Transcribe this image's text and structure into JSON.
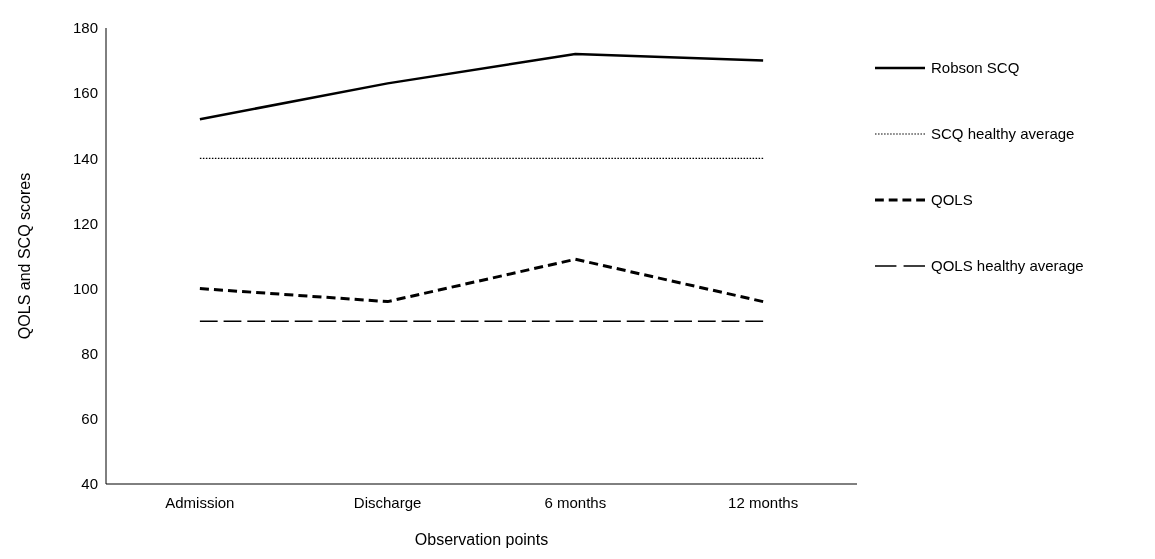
{
  "chart_data": {
    "type": "line",
    "xlabel": "Observation points",
    "ylabel": "QOLS and SCQ scores",
    "categories": [
      "Admission",
      "Discharge",
      "6 months",
      "12 months"
    ],
    "series": [
      {
        "name": "Robson SCQ",
        "color": "#000000",
        "line_style": "solid",
        "values": [
          152,
          163,
          172,
          170
        ]
      },
      {
        "name": "SCQ healthy average",
        "color": "#000000",
        "line_style": "dotted",
        "values": [
          140,
          140,
          140,
          140
        ]
      },
      {
        "name": "QOLS",
        "color": "#000000",
        "line_style": "dashed",
        "values": [
          100,
          96,
          109,
          96
        ]
      },
      {
        "name": "QOLS healthy average",
        "color": "#000000",
        "line_style": "dashed",
        "values": [
          90,
          90,
          90,
          90
        ]
      }
    ],
    "ylim": [
      40,
      180
    ],
    "yticks": [
      40,
      60,
      80,
      100,
      120,
      140,
      160,
      180
    ],
    "grid": false,
    "legend": "right",
    "marker": "none"
  }
}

_ _ _ _ _

Written request
Leave out the pictures and copy every record above exactly.

Finished task
Transcribe this image's text and structure into JSON.
{
  "chart_data": {
    "type": "line",
    "xlabel": "Observation points",
    "ylabel": "QOLS and SCQ scores",
    "categories": [
      "Admission",
      "Discharge",
      "6 months",
      "12 months"
    ],
    "series": [
      {
        "name": "Robson SCQ",
        "color": "#000000",
        "line_style": "solid",
        "values": [
          152,
          163,
          172,
          170
        ]
      },
      {
        "name": "SCQ healthy average",
        "color": "#000000",
        "line_style": "dotted",
        "values": [
          140,
          140,
          140,
          140
        ]
      },
      {
        "name": "QOLS",
        "color": "#000000",
        "line_style": "dashed",
        "values": [
          100,
          96,
          109,
          96
        ]
      },
      {
        "name": "QOLS healthy average",
        "color": "#000000",
        "line_style": "dashed",
        "values": [
          90,
          90,
          90,
          90
        ]
      }
    ],
    "ylim": [
      40,
      180
    ],
    "yticks": [
      40,
      60,
      80,
      100,
      120,
      140,
      160,
      180
    ],
    "grid": false,
    "legend": "right",
    "marker": "none"
  }
}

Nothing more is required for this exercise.